### WHAT YOU SHOULD DO
Reproduce each line of the material below as an item in a numbered list, omitting any blank lines.

### ENTRIES SHOWN
============================================================

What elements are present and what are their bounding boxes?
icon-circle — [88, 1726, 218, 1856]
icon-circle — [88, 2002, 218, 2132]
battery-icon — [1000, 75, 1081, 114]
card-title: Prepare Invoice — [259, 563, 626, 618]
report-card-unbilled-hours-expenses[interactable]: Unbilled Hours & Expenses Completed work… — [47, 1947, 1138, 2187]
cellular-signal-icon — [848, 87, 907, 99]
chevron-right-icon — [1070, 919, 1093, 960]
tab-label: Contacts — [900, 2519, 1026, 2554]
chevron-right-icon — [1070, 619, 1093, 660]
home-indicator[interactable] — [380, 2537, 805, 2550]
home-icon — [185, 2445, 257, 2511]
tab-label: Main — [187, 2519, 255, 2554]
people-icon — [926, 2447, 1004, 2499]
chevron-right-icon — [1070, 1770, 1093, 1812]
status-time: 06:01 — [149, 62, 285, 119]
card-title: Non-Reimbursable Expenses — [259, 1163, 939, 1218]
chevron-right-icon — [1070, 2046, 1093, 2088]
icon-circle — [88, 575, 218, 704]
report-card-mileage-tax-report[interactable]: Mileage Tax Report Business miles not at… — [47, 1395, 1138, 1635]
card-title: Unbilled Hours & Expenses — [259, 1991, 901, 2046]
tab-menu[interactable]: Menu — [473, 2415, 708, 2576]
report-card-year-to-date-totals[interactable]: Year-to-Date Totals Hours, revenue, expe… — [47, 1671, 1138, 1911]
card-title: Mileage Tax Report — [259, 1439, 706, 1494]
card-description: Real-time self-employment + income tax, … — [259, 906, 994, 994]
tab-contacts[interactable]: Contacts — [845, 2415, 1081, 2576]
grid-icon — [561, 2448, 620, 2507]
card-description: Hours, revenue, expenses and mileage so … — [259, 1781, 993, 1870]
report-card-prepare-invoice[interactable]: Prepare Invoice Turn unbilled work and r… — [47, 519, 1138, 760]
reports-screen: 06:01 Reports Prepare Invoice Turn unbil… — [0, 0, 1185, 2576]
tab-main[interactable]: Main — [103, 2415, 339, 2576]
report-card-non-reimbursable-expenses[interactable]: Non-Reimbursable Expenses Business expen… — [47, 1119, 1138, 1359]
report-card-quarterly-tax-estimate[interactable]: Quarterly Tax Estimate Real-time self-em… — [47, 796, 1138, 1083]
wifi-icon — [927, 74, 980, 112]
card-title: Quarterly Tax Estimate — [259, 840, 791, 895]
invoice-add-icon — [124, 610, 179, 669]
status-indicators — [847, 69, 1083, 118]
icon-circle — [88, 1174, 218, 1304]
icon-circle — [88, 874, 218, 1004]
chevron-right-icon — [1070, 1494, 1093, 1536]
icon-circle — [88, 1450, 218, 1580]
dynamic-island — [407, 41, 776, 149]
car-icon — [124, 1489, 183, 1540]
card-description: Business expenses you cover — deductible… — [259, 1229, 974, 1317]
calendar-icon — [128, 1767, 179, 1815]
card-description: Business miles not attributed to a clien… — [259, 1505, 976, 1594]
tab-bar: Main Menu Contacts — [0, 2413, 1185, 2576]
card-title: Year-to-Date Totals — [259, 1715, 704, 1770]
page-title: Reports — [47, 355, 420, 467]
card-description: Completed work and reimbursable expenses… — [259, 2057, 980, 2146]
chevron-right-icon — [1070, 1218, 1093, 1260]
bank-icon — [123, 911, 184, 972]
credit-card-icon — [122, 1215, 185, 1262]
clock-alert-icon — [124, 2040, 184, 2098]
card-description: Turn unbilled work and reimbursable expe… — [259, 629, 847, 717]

============================================================

### OUTPUT FOR THIS EXERCISE
1. What elements are present and what are their bounding boxes?
2. icon-circle — [88, 1726, 218, 1856]
3. icon-circle — [88, 2002, 218, 2132]
4. battery-icon — [1000, 75, 1081, 114]
5. card-title: Prepare Invoice — [259, 563, 626, 618]
6. report-card-unbilled-hours-expenses[interactable]: Unbilled Hours & Expenses Completed work… — [47, 1947, 1138, 2187]
7. cellular-signal-icon — [848, 87, 907, 99]
8. chevron-right-icon — [1070, 919, 1093, 960]
9. tab-label: Contacts — [900, 2519, 1026, 2554]
10. chevron-right-icon — [1070, 619, 1093, 660]
11. home-indicator[interactable] — [380, 2537, 805, 2550]
12. home-icon — [185, 2445, 257, 2511]
13. tab-label: Main — [187, 2519, 255, 2554]
14. people-icon — [926, 2447, 1004, 2499]
15. chevron-right-icon — [1070, 1770, 1093, 1812]
16. status-time: 06:01 — [149, 62, 285, 119]
17. card-title: Non-Reimbursable Expenses — [259, 1163, 939, 1218]
18. chevron-right-icon — [1070, 2046, 1093, 2088]
19. icon-circle — [88, 575, 218, 704]
20. report-card-mileage-tax-report[interactable]: Mileage Tax Report Business miles not at… — [47, 1395, 1138, 1635]
21. card-title: Unbilled Hours & Expenses — [259, 1991, 901, 2046]
22. tab-menu[interactable]: Menu — [473, 2415, 708, 2576]
23. report-card-year-to-date-totals[interactable]: Year-to-Date Totals Hours, revenue, expe… — [47, 1671, 1138, 1911]
24. card-title: Mileage Tax Report — [259, 1439, 706, 1494]
25. card-description: Real-time self-employment + income tax, … — [259, 906, 994, 994]
26. tab-contacts[interactable]: Contacts — [845, 2415, 1081, 2576]
27. grid-icon — [561, 2448, 620, 2507]
28. card-description: Hours, revenue, expenses and mileage so … — [259, 1781, 993, 1870]
29. report-card-prepare-invoice[interactable]: Prepare Invoice Turn unbilled work and r… — [47, 519, 1138, 760]
30. reports-screen: 06:01 Reports Prepare Invoice Turn unbil… — [0, 0, 1185, 2576]
31. tab-main[interactable]: Main — [103, 2415, 339, 2576]
32. report-card-non-reimbursable-expenses[interactable]: Non-Reimbursable Expenses Business expen… — [47, 1119, 1138, 1359]
33. report-card-quarterly-tax-estimate[interactable]: Quarterly Tax Estimate Real-time self-em… — [47, 796, 1138, 1083]
34. wifi-icon — [927, 74, 980, 112]
35. card-title: Quarterly Tax Estimate — [259, 840, 791, 895]
36. invoice-add-icon — [124, 610, 179, 669]
37. status-indicators — [847, 69, 1083, 118]
38. icon-circle — [88, 1174, 218, 1304]
39. icon-circle — [88, 874, 218, 1004]
40. chevron-right-icon — [1070, 1494, 1093, 1536]
41. icon-circle — [88, 1450, 218, 1580]
42. dynamic-island — [407, 41, 776, 149]
43. car-icon — [124, 1489, 183, 1540]
44. card-description: Business expenses you cover — deductible… — [259, 1229, 974, 1317]
45. calendar-icon — [128, 1767, 179, 1815]
46. card-description: Business miles not attributed to a clien… — [259, 1505, 976, 1594]
47. tab-bar: Main Menu Contacts — [0, 2413, 1185, 2576]
48. card-title: Year-to-Date Totals — [259, 1715, 704, 1770]
49. page-title: Reports — [47, 355, 420, 467]
50. card-description: Completed work and reimbursable expenses… — [259, 2057, 980, 2146]
51. chevron-right-icon — [1070, 1218, 1093, 1260]
52. bank-icon — [123, 911, 184, 972]
53. credit-card-icon — [122, 1215, 185, 1262]
54. clock-alert-icon — [124, 2040, 184, 2098]
55. card-description: Turn unbilled work and reimbursable expe… — [259, 629, 847, 717]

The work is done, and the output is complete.